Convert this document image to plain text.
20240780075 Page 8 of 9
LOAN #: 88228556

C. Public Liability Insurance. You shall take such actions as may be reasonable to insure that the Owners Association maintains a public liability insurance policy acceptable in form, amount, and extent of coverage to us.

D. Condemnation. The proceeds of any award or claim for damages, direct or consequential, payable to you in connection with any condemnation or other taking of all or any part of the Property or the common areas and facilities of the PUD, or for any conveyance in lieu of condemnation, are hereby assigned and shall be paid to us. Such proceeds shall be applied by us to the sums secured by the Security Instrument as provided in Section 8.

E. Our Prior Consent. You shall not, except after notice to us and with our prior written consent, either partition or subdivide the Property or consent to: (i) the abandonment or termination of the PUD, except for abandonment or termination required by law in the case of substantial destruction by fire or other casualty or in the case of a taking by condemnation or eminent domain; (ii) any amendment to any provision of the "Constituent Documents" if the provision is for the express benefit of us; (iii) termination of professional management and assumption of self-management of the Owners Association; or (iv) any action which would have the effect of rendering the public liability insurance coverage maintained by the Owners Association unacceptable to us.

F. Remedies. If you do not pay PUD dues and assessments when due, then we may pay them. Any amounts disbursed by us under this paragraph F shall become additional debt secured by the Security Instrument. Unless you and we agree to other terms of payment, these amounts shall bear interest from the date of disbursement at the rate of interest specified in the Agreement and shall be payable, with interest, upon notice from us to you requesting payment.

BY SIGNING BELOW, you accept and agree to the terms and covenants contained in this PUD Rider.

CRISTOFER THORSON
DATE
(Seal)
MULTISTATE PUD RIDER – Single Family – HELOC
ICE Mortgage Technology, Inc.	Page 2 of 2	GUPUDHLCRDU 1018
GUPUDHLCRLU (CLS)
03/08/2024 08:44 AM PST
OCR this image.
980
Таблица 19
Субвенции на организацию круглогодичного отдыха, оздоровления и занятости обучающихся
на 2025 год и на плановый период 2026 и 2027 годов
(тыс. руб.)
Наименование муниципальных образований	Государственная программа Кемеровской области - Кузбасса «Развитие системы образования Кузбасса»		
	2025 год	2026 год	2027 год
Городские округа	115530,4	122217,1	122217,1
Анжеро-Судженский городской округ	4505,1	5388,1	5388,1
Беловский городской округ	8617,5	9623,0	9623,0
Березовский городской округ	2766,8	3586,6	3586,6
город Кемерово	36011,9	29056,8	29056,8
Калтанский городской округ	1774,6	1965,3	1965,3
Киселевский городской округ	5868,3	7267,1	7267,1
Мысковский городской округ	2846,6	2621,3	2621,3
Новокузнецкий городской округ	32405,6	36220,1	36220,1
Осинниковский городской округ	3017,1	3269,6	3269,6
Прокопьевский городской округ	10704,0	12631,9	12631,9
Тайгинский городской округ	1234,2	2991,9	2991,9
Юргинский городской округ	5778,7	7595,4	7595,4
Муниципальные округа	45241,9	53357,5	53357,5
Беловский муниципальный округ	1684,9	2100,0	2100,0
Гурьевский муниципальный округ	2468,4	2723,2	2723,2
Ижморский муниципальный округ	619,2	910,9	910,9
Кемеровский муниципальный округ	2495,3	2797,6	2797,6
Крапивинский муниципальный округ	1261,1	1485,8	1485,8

***

From the entries above, copy out every line where the string "this" appears.

§ **ANSWER**
Convert this document image to plain text.
F. Remedies. If you do not pay PUD dues and assessments when due, then we may pay them. Any amounts disbursed by us under this paragraph F shall become additional debt secured by the Security Instrument. Unless you and we agree to other terms of payment, these amounts shall bear interest from the date of disbursement at the rate of interest specified in the Agreement and shall be payable, with interest, upon notice from us to you requesting payment.
BY SIGNING BELOW, you accept and agree to the terms and covenants contained in this PUD Rider.
OCR this image.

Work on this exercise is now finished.